THE TASK → Go through the entries below and copy each line containing the word "regionalisierten".

TASK MATERIAL →
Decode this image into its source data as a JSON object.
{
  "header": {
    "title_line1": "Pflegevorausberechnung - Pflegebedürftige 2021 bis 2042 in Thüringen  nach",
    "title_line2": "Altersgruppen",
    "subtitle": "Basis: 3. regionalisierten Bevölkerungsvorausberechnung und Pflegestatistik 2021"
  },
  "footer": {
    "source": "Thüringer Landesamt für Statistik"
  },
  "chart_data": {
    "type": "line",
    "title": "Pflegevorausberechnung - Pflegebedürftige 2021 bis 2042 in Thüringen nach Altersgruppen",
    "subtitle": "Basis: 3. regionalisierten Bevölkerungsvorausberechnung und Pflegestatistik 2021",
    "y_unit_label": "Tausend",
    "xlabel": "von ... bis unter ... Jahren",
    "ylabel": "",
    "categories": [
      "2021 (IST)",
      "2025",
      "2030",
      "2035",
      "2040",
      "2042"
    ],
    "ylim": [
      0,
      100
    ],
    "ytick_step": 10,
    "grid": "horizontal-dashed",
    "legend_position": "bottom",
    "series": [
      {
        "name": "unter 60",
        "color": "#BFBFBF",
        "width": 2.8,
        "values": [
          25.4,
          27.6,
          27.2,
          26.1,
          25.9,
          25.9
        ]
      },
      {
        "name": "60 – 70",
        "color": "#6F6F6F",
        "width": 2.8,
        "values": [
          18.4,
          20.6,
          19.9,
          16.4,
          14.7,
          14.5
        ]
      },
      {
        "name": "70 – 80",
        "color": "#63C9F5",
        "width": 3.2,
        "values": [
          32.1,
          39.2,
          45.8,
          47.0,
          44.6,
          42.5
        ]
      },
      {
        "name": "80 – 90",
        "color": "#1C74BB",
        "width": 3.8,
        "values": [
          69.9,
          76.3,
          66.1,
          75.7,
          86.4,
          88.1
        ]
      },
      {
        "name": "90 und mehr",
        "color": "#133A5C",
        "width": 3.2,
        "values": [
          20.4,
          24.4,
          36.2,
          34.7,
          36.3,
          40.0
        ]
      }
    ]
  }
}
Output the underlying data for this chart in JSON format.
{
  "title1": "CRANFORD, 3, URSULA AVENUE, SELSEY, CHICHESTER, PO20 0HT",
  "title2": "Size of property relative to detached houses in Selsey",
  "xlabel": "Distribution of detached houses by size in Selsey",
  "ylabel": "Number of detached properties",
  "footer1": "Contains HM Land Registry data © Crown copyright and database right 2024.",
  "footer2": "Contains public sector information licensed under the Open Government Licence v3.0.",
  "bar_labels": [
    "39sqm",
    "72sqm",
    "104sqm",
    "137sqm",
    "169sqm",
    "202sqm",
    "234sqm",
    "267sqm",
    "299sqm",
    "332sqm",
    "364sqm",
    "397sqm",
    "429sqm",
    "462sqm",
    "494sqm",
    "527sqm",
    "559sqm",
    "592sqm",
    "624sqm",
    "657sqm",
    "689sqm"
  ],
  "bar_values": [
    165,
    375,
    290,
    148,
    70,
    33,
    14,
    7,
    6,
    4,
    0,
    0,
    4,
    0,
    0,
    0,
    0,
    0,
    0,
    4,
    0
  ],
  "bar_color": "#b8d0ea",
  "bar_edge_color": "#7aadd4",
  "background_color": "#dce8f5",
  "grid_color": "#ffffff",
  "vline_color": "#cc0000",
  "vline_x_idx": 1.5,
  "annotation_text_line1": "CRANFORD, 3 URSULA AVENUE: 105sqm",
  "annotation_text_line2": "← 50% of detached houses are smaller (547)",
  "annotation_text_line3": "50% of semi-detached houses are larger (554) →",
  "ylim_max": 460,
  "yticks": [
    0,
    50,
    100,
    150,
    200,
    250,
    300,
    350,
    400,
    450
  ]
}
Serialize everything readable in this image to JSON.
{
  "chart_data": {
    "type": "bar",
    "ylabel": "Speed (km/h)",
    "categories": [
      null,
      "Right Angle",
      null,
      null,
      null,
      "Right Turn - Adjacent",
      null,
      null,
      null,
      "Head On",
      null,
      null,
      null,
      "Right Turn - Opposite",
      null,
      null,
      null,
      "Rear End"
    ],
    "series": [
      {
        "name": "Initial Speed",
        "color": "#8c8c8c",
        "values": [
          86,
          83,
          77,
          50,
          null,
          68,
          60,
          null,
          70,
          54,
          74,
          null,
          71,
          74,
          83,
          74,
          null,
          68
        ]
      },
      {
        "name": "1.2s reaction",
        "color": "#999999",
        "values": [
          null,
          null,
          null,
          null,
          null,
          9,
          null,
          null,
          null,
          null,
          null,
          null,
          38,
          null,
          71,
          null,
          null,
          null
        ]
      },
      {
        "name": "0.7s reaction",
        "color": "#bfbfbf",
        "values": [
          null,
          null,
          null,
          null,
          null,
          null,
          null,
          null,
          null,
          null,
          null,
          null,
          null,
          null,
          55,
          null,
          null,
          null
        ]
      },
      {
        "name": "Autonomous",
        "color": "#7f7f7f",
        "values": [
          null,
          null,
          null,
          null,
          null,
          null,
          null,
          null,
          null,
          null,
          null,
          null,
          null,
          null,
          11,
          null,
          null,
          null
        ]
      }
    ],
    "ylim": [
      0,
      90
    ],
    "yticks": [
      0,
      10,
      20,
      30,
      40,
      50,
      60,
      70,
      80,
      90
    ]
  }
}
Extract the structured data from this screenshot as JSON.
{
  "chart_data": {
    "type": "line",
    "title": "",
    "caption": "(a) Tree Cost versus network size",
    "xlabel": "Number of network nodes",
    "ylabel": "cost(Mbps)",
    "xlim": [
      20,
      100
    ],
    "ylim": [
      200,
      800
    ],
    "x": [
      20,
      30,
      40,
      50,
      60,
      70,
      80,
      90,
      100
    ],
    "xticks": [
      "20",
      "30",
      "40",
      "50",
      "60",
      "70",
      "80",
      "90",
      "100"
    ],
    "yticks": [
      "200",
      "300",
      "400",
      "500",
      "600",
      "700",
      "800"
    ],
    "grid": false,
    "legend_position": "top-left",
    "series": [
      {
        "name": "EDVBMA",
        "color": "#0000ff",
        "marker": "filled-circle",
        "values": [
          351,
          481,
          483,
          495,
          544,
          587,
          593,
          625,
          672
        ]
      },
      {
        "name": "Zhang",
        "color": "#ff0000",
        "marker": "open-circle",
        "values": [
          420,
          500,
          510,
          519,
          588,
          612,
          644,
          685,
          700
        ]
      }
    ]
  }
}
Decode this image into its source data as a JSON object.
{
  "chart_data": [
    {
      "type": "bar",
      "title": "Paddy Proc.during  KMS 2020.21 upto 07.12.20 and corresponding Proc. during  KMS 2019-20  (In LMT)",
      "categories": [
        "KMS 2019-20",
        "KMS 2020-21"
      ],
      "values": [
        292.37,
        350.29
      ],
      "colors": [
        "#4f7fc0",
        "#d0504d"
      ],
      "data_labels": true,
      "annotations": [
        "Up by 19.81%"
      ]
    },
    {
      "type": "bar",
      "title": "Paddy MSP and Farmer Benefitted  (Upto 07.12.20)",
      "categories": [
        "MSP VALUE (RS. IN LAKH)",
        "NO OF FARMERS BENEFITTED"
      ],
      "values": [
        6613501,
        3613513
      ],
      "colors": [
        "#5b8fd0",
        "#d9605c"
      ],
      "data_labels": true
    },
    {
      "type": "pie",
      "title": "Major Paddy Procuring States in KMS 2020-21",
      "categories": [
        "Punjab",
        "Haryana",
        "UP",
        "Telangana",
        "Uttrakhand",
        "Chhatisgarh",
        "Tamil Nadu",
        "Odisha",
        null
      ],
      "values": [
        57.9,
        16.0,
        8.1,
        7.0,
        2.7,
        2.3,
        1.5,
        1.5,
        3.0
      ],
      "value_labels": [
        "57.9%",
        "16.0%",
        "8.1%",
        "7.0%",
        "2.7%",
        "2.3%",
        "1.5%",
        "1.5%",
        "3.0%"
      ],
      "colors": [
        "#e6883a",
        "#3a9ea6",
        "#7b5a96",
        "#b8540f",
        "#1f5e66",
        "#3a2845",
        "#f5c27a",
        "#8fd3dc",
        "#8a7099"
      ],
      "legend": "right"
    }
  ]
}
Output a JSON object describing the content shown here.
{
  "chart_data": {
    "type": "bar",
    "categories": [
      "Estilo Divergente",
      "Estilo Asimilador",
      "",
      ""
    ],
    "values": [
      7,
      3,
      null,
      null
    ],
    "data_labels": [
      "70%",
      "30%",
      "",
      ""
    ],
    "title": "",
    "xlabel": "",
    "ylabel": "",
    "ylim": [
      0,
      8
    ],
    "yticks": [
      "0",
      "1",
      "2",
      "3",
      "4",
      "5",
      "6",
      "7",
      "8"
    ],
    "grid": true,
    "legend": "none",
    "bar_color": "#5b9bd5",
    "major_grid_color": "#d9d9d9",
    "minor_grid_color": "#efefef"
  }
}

SOLUTION →
    "subtitle": "Basis: 3. regionalisierten Bevölkerungsvorausberechnung und Pflegestatistik 2021"
    "subtitle": "Basis: 3. regionalisierten Bevölkerungsvorausberechnung und Pflegestatistik 2021",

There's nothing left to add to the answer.